• Aim of the exercise
Write out the entire listing below exactly, with the pictures left out.

• Material for this exercise
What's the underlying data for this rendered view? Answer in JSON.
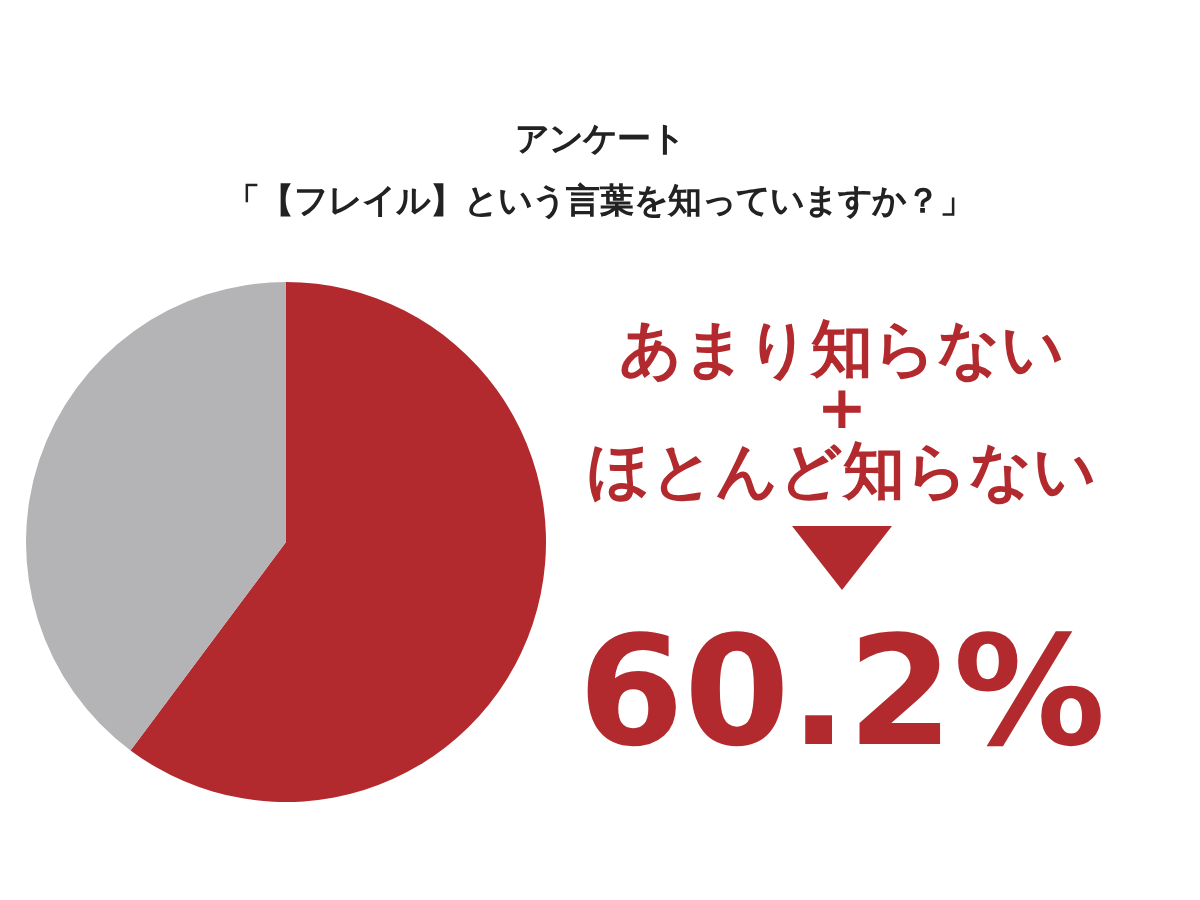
{
  "chart_data": {
    "type": "pie",
    "title": "アンケート",
    "subtitle": "「【フレイル】という言葉を知っていますか？」",
    "categories": [
      null,
      null
    ],
    "values": [
      60.2,
      39.8
    ],
    "colors": [
      "#b22a2e",
      "#b4b4b7"
    ],
    "annotations": [
      "あまり知らない\n+\nほとんど知らない",
      "60.2%"
    ]
  }
}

• Expected answer
What's the underlying data for this rendered view? Answer in JSON.
{
  "chart_data": {
    "type": "pie",
    "title": "アンケート",
    "subtitle": "「【フレイル】という言葉を知っていますか？」",
    "categories": [
      null,
      null
    ],
    "values": [
      60.2,
      39.8
    ],
    "colors": [
      "#b22a2e",
      "#b4b4b7"
    ],
    "annotations": [
      "あまり知らない\n+\nほとんど知らない",
      "60.2%"
    ]
  }
}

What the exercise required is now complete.